• [Source excerpt]
------------------------------
[Date Prev][Date Next][Thread Prev][Thread Next][Date Index][Thread Index]
Re: [bug-gawk] Memory leak
From: |
Stephane Delsert |
Subject: |
Re: [bug-gawk] Memory leak |
Date: |
Mon, 27 Mar 2017 18:03:42 +0000 |
Hi,
I've joined a little sample and a little script if you want create a bigger
file. This script doesn't change the initial order. My user sort function uses
2 internal tables that could be a research way and I tried to make a test with
a setting of those tables in the BEGIN statement but without success.
Normally I use gawk as filter for simple processing. The number of lines in
input and in output is huge but the processes remain simple. This tool is
already highly powerful and I had processed several billions of lines with high
performances nevertheless I will study all opportunities that this extension
can offer.
Great thanks ,
Regards,
Stéphane.
-----Original Message-----
From: Andrew J. Schorr [mailto:address@hidden
Sent: lundi 27 mars 2017 17:20
To: Stephane Delsert <address@hidden>
Cc: address@hidden; Fatima Aliane <address@hidden>; Vihan_Sharma - Vihan Sharma
(LiveRamp) <address@hidden>
Subject: Re: [bug-gawk] Memory leak
Hi,
Thanks for bug report. Is it possible for you to supply a small sample dataset
that can be used with this script?
------------------------------
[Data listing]
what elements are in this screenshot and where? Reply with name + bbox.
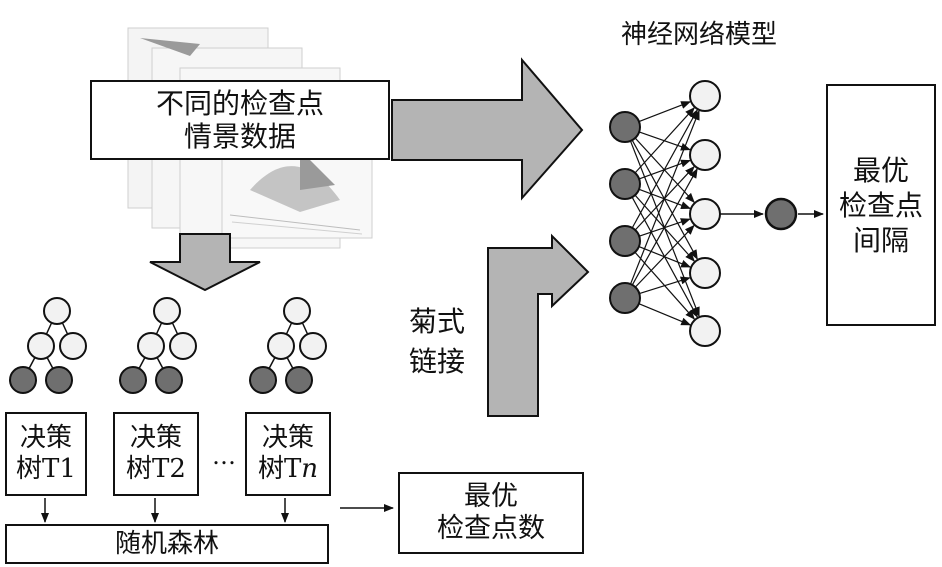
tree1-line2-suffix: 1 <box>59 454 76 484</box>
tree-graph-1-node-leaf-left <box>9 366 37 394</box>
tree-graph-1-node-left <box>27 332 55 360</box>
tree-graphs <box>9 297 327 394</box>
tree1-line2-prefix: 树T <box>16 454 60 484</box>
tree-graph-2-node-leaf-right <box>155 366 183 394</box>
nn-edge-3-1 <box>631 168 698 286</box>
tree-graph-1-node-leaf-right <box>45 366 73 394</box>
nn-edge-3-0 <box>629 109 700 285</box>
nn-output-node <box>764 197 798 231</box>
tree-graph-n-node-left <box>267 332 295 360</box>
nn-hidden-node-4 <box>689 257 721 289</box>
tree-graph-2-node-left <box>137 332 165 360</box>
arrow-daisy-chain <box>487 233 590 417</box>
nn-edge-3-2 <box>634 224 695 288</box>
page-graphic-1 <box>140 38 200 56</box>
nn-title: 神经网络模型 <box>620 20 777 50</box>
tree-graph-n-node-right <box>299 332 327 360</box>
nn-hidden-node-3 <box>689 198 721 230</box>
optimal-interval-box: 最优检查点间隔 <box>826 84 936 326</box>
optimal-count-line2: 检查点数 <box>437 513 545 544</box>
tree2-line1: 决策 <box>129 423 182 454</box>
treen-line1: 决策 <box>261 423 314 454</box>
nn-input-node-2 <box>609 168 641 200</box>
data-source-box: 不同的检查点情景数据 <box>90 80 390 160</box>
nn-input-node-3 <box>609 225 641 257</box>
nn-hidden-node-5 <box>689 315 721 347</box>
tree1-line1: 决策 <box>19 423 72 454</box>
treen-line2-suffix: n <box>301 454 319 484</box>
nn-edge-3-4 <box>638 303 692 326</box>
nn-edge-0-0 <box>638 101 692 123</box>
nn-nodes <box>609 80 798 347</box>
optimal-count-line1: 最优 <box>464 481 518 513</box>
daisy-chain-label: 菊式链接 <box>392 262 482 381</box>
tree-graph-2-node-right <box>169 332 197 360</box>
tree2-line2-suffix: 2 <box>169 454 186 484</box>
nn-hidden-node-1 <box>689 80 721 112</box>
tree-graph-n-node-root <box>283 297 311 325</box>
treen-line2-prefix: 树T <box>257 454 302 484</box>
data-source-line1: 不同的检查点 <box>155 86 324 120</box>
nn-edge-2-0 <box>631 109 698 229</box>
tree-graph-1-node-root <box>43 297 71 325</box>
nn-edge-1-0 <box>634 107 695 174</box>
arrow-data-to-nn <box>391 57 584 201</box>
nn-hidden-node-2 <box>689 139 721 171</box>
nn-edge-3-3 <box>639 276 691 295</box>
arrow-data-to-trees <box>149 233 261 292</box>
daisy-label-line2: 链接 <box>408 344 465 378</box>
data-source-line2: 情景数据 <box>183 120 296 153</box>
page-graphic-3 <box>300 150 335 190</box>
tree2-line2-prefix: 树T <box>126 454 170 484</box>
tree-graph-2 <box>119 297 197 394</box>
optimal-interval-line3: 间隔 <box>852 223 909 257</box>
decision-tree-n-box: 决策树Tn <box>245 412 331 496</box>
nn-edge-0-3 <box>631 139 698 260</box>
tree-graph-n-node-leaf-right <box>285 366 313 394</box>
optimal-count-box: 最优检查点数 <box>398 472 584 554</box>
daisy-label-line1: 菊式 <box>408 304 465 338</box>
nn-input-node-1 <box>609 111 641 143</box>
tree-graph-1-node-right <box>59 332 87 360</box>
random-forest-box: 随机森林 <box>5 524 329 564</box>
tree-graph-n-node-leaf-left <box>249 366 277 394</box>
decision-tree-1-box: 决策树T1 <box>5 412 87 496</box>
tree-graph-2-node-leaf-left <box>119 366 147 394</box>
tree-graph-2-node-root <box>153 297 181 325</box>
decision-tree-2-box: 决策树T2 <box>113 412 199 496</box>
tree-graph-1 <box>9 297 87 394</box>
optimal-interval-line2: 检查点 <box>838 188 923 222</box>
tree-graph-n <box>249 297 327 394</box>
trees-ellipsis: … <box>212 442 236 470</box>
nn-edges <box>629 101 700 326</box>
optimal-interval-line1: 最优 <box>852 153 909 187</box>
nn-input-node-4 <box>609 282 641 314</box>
------------------------------
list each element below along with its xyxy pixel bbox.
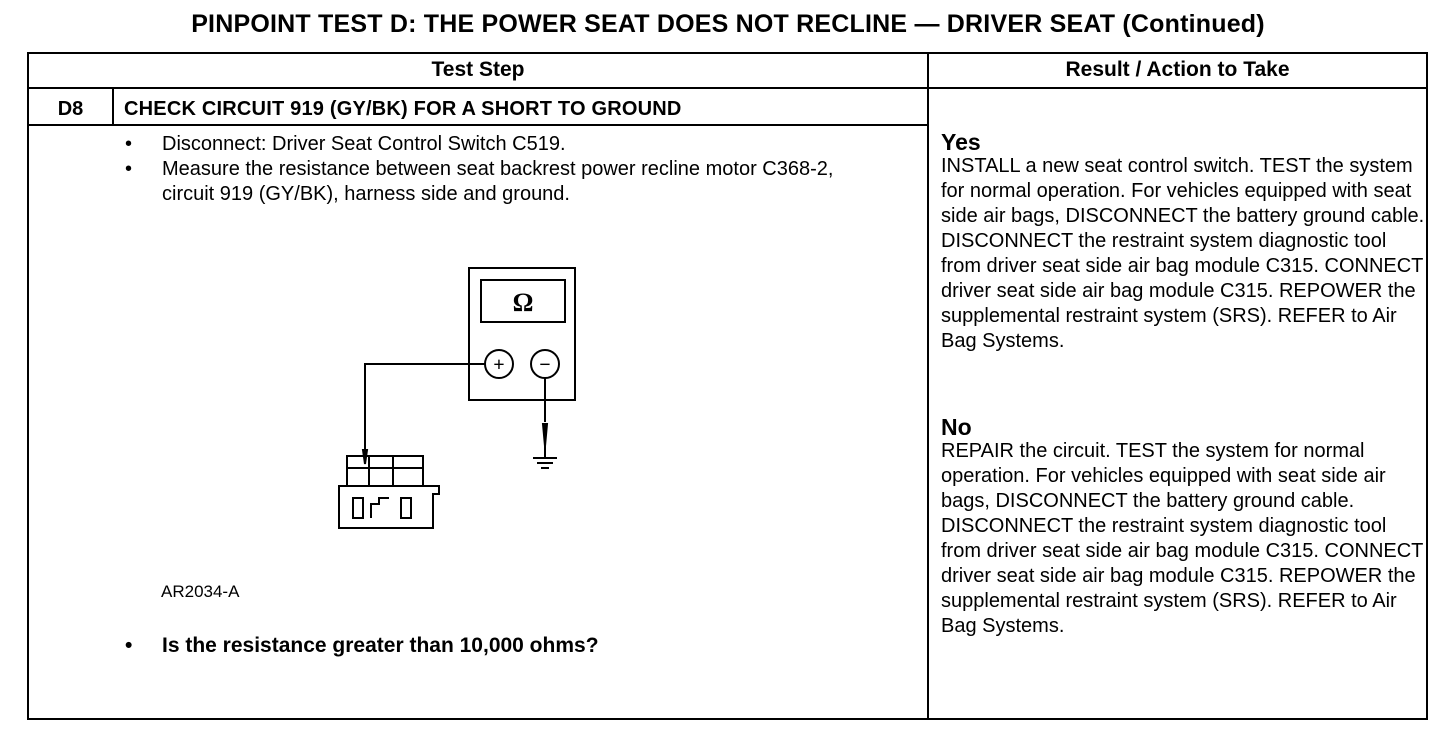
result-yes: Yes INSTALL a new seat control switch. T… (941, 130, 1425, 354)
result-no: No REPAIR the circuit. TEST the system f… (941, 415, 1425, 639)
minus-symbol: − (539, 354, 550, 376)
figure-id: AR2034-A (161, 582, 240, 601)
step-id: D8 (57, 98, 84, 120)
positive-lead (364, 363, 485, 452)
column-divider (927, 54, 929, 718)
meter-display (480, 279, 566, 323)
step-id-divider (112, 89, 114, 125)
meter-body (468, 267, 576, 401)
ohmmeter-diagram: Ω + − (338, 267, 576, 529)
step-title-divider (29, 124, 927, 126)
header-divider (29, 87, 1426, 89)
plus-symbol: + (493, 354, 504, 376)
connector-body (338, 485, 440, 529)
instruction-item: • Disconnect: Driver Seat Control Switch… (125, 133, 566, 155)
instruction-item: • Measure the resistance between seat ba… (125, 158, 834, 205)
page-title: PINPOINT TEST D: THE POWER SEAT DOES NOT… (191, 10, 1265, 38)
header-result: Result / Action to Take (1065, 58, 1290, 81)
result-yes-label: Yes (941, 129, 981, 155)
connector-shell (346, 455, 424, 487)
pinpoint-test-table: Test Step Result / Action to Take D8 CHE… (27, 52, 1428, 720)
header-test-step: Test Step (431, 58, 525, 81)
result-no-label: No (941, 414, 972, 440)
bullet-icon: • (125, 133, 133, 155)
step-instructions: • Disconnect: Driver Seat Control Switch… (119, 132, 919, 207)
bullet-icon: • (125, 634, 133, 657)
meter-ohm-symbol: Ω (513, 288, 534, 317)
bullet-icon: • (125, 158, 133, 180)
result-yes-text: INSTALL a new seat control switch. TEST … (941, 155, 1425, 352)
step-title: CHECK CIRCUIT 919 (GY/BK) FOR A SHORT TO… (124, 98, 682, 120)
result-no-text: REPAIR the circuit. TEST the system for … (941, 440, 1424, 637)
------------------------------
• [Given request 1] Summarize the gawk memory leak message in two sentences.
• [Given request 2] Write the next few lines of the gawk memory leak message, following on from the quoted request for a small sample dataset.

• [Written answer 1] Stéphane Delsert replies that he has attached a small sample and a script for creating a bigger file without changing the initial order, adding that his user sort function uses two internal tables and that setting those tables in the BEGIN statement did not work. He explains that he normally uses gawk as a filter for simple processing of huge numbers of lines, has processed several billion lines with high performance, and will study what the extension can offer.

• [Written answer 2]
Also, gawk's array implementation currently incurs a lot of overhead for each
array entry saved. I think the last time I measured this, it was around 253
bytes per array element when the index and the value were both strings. Since
you are using numeric indices, the overhead should be less, but it still can
consume a tremendous amount of memory. If you load 320 million records, that
might come to tens of GB of overhead. Are you certain that the
PROCINFO["sorted_in"] setting really matters? I wonder if this is simply a
problem with gawk array overhead.
For working with massive datasets, you might consider trying the gawkextlib
lmdb extension. It is very fast and handles large key-value stores. You can
download it here:
https://sourceforge.net/projects/gawkextlib/files/
Regards,
Andy
On Mon, Mar 27, 2017 at 02:42:28PM +0000, Stephane Delsert wrote:
> Hi,
>
> We hit a memory leak with gawk for the joined script. This script sorts a
> file already sorted on primary keys for additional keys. For achieve this I
> used a user defined function and set this function as follow :the
> PROCINFO["sorted_in"]="__sort_subsort"
> We noticed a growth of memory required by gawk with the increase of the
> processed records. Gawk ended after over 320 MM of records. The memory size
> was over 20Gb. A post analysis shown that the maximum size of the tables of
> the script was 121 elements.
> I made different tests and it appears that this issue doesn't arrive when I
> don't use PROCINFO mechanism. For little files, this script works correctly.
>
> I didn't see this kind of bug in the bug reports. I made tests with version
> 4.1.3 and version 4.1.4 without success.
>
> Thank you for your help.
>
> Best regards,
>
> Stéphane Delsert.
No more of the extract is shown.